[Stored data]
================================
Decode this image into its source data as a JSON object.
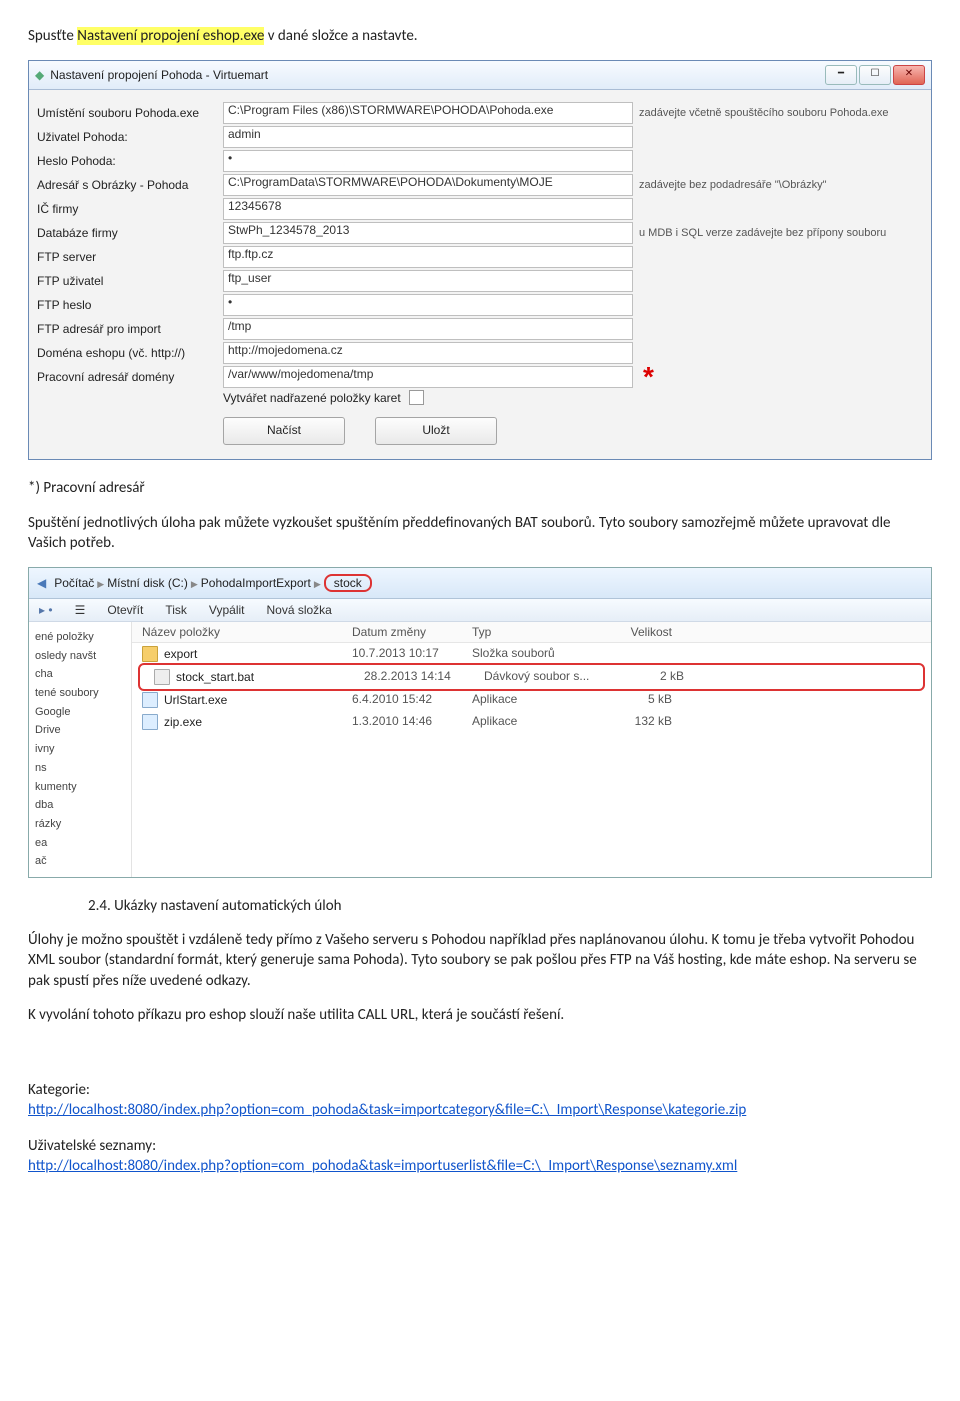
{
  "intro": {
    "prefix": "Spusťte ",
    "highlight": "Nastavení propojení eshop.exe",
    "suffix": " v dané složce a nastavte."
  },
  "settingsWindow": {
    "title": "Nastavení propojení Pohoda - Virtuemart",
    "rows": [
      {
        "label": "Umístění souboru Pohoda.exe",
        "value": "C:\\Program Files (x86)\\STORMWARE\\POHODA\\Pohoda.exe",
        "hint": "zadávejte včetně spouštěcího souboru Pohoda.exe"
      },
      {
        "label": "Uživatel Pohoda:",
        "value": "admin",
        "hint": ""
      },
      {
        "label": "Heslo Pohoda:",
        "value": "•",
        "hint": ""
      },
      {
        "label": "Adresář s Obrázky - Pohoda",
        "value": "C:\\ProgramData\\STORMWARE\\POHODA\\Dokumenty\\MOJE",
        "hint": "zadávejte bez podadresáře \"\\Obrázky\""
      },
      {
        "label": "IČ firmy",
        "value": "12345678",
        "hint": ""
      },
      {
        "label": "Databáze firmy",
        "value": "StwPh_1234578_2013",
        "hint": "u MDB i SQL verze zadávejte bez přípony souboru"
      },
      {
        "label": "FTP server",
        "value": "ftp.ftp.cz",
        "hint": ""
      },
      {
        "label": "FTP uživatel",
        "value": "ftp_user",
        "hint": ""
      },
      {
        "label": "FTP heslo",
        "value": "•",
        "hint": ""
      },
      {
        "label": "FTP adresář pro import",
        "value": "/tmp",
        "hint": ""
      },
      {
        "label": "Doména eshopu (vč. http://)",
        "value": "http://mojedomena.cz",
        "hint": ""
      },
      {
        "label": "Pracovní adresář domény",
        "value": "/var/www/mojedomena/tmp",
        "hint": "*",
        "asterisk": true
      }
    ],
    "checkboxLabel": "Vytvářet nadřazené položky karet",
    "buttons": {
      "load": "Načíst",
      "save": "Uložt"
    }
  },
  "midText": {
    "heading": "*) Pracovní adresář",
    "p1": "Spuštění jednotlivých úloha pak můžete vyzkoušet spuštěním předdefinovaných BAT souborů. Tyto soubory samozřejmě můžete upravovat dle Vašich potřeb."
  },
  "explorer": {
    "breadcrumb": [
      "Počítač",
      "Místní disk (C:)",
      "PohodaImportExport",
      "stock"
    ],
    "toolbar": [
      "Otevřít",
      "Tisk",
      "Vypálit",
      "Nová složka"
    ],
    "sideItems": [
      "ené položky",
      "osledy navšt",
      "cha",
      "tené soubory",
      "Google",
      "Drive",
      "",
      "ivny",
      "ns",
      "kumenty",
      "dba",
      "rázky",
      "ea",
      "",
      "ač"
    ],
    "columns": [
      "Název položky",
      "Datum změny",
      "Typ",
      "Velikost"
    ],
    "files": [
      {
        "icon": "folder",
        "name": "export",
        "date": "10.7.2013 10:17",
        "type": "Složka souborů",
        "size": ""
      },
      {
        "icon": "bat",
        "name": "stock_start.bat",
        "date": "28.2.2013 14:14",
        "type": "Dávkový soubor s...",
        "size": "2 kB",
        "selected": true
      },
      {
        "icon": "exe",
        "name": "UrlStart.exe",
        "date": "6.4.2010 15:42",
        "type": "Aplikace",
        "size": "5 kB"
      },
      {
        "icon": "exe",
        "name": "zip.exe",
        "date": "1.3.2010 14:46",
        "type": "Aplikace",
        "size": "132 kB"
      }
    ]
  },
  "section24": {
    "heading": "2.4. Ukázky nastavení automatických úloh",
    "p1": "Úlohy je možno spouštět i vzdáleně tedy přímo z Vašeho serveru s Pohodou například přes naplánovanou úlohu. K tomu je třeba vytvořit Pohodou XML soubor (standardní formát, který generuje sama Pohoda). Tyto soubory se pak pošlou přes FTP na Váš hosting, kde máte eshop. Na serveru se pak spustí přes níže uvedené odkazy.",
    "p2": "K vyvolání tohoto příkazu pro eshop slouží naše utilita CALL URL, která je součástí řešení."
  },
  "links": {
    "catLabel": "Kategorie:",
    "catUrl": "http://localhost:8080/index.php?option=com_pohoda&task=importcategory&file=C:\\_Import\\Response\\kategorie.zip",
    "userLabel": "Uživatelské seznamy:",
    "userUrl": "http://localhost:8080/index.php?option=com_pohoda&task=importuserlist&file=C:\\_Import\\Response\\seznamy.xml"
  }
}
================================
Written problem: Pull out all lines from the listing that contain the string "heading".

Solution to the problem:
    "heading": "*) Pracovní adresář",
    "heading": "2.4. Ukázky nastavení automatických úloh",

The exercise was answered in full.